Reproduce verbatim the stretch of rows from the first row through the row containing "chat-popup-line2: 乐果... [477,226,494,232]", including both ends.

Listed records:
━━━━━━━━━━━━━━━━━━━━
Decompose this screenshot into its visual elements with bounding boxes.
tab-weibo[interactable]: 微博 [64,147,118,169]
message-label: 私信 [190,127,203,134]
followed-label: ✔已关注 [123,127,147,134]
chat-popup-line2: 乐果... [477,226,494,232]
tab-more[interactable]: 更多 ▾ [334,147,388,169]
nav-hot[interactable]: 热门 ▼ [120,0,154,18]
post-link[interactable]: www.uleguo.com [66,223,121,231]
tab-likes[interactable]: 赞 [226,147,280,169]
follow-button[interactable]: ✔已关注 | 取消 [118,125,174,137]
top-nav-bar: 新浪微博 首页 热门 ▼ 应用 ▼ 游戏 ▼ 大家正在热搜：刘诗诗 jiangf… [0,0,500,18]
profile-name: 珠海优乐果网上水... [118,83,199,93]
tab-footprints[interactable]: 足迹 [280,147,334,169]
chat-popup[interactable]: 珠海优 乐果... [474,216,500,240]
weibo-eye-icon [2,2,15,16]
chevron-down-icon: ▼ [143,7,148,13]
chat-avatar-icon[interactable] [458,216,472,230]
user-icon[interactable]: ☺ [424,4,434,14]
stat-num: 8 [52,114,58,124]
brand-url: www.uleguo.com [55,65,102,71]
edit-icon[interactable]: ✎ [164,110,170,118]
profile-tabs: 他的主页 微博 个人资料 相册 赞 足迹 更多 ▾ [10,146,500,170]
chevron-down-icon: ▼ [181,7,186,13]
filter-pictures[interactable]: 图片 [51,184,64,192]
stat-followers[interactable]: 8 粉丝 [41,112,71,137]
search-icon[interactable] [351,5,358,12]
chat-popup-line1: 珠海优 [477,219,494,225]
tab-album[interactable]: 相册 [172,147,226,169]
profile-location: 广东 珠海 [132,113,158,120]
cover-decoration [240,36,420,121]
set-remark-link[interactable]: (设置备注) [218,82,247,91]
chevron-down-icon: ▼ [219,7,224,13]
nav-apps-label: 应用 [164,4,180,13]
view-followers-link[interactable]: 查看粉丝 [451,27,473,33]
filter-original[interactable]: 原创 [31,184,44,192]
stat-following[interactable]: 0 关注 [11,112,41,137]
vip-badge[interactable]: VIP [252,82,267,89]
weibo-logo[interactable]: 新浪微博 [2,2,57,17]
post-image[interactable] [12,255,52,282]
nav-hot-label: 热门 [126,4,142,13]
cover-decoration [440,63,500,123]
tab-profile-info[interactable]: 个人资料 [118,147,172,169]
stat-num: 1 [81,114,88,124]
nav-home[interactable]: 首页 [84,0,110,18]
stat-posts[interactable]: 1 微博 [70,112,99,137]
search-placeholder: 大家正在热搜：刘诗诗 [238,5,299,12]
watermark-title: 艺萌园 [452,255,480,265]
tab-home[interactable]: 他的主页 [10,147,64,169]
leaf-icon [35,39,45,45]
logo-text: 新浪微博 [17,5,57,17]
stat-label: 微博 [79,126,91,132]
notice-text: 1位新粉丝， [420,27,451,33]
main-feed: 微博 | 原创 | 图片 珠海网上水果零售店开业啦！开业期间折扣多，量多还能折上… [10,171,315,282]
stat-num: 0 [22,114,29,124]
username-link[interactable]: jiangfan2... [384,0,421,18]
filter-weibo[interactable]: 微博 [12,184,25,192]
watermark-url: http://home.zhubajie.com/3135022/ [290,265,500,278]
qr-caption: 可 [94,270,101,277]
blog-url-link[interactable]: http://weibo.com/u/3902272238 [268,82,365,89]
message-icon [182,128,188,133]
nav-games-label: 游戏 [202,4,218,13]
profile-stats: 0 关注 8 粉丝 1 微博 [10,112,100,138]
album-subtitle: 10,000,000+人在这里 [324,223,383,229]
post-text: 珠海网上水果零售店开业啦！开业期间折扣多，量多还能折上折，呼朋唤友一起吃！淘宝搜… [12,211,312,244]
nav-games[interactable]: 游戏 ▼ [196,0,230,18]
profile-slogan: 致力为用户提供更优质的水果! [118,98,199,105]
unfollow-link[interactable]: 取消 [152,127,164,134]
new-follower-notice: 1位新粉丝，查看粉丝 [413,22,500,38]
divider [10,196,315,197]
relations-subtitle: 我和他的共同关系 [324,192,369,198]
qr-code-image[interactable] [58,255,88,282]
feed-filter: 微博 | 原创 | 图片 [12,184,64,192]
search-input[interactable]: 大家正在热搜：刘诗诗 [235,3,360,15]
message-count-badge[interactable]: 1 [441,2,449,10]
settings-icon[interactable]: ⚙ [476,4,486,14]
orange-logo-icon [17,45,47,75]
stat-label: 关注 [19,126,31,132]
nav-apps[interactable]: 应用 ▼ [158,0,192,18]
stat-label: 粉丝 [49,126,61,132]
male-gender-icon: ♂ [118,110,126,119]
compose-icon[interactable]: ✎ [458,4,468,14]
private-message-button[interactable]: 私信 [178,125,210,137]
━━━━━━━━━━━━━━━━━━━━
Finished answer:
Decompose this screenshot into its visual elements with bounding boxes.
tab-weibo[interactable]: 微博 [64,147,118,169]
message-label: 私信 [190,127,203,134]
followed-label: ✔已关注 [123,127,147,134]
chat-popup-line2: 乐果... [477,226,494,232]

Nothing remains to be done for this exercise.